-- start of Input data --

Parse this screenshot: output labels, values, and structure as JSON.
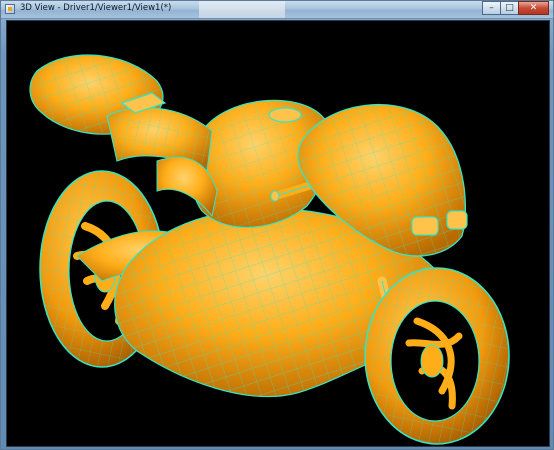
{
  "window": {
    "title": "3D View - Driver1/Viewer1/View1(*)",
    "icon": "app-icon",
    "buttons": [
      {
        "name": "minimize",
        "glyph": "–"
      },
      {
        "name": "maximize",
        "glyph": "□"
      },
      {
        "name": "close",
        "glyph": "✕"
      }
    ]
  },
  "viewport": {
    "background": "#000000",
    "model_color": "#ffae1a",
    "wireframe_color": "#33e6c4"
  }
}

-- end of Input data --

Write out the full set of lines verbatim, without the pictures.

Parse this screenshot: output labels, values, and structure as JSON.
{
  "window": {
    "title": "3D View - Driver1/Viewer1/View1(*)",
    "icon": "app-icon",
    "buttons": [
      {
        "name": "minimize",
        "glyph": "–"
      },
      {
        "name": "maximize",
        "glyph": "□"
      },
      {
        "name": "close",
        "glyph": "✕"
      }
    ]
  },
  "viewport": {
    "background": "#000000",
    "model_color": "#ffae1a",
    "wireframe_color": "#33e6c4"
  }
}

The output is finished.